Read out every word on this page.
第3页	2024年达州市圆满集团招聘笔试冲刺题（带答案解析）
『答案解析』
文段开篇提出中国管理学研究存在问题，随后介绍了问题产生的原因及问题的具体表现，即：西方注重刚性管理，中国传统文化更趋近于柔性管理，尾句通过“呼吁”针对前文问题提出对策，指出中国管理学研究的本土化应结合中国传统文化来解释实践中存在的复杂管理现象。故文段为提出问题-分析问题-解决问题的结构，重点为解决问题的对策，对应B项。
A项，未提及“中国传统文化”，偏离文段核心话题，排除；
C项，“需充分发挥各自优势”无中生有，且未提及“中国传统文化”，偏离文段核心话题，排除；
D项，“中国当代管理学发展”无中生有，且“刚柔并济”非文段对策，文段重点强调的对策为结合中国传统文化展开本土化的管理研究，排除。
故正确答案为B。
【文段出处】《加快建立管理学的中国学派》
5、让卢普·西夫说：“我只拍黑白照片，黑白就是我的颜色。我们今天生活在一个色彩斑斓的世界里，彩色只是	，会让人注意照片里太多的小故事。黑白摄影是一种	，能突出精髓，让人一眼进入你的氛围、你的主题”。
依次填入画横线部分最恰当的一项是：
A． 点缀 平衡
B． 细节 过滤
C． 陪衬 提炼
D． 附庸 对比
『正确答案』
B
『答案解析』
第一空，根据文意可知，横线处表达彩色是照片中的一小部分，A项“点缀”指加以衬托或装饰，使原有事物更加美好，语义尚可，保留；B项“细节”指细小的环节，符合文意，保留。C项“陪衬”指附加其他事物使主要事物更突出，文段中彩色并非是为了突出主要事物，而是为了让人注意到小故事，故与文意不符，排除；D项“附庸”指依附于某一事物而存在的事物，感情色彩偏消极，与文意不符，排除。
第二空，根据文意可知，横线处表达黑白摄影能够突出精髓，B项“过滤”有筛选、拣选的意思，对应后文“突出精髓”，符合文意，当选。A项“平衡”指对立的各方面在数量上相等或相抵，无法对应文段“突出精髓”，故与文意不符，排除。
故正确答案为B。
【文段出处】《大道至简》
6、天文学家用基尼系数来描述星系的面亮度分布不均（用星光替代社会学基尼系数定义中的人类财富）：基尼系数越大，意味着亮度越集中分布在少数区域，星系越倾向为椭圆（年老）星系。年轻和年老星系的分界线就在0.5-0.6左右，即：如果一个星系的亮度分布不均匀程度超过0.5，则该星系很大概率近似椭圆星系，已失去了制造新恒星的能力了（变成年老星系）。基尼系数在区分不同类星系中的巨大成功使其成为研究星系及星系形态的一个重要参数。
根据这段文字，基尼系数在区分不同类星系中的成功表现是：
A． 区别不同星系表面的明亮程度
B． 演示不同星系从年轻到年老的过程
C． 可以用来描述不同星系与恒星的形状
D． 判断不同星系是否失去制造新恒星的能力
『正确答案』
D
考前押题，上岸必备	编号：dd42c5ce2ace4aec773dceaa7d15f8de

EXERCISE DESCRIPTION:
Among the entries, how many lines contain the string "符合文意"? Give the number without anything else.

EXERCISE OUTPUT:
2